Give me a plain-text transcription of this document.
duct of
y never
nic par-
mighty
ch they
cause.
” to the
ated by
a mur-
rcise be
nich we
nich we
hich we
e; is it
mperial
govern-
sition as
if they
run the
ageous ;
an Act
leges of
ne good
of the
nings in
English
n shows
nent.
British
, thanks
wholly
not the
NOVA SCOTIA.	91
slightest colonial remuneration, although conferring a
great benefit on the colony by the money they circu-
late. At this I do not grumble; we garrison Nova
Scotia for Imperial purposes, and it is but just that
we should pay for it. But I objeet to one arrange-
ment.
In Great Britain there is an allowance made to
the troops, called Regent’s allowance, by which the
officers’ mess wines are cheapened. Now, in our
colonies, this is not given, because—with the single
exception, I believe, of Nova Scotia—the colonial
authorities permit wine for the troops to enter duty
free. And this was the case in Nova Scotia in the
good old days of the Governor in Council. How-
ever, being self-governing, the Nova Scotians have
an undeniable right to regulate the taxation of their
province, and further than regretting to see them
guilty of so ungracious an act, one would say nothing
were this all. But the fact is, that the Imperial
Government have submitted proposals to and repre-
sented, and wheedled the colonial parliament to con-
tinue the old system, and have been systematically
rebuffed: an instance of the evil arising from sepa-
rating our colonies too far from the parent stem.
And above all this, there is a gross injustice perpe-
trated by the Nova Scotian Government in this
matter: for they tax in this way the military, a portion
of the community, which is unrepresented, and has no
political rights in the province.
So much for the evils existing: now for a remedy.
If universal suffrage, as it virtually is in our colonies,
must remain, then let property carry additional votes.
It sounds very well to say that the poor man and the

What is asked:
Search the data for the word "Imperial" and copy each line where it appears.

Solution below:
Scotia for Imperial purposes, and it is but just that
were this all. But the fact is, that the Imperial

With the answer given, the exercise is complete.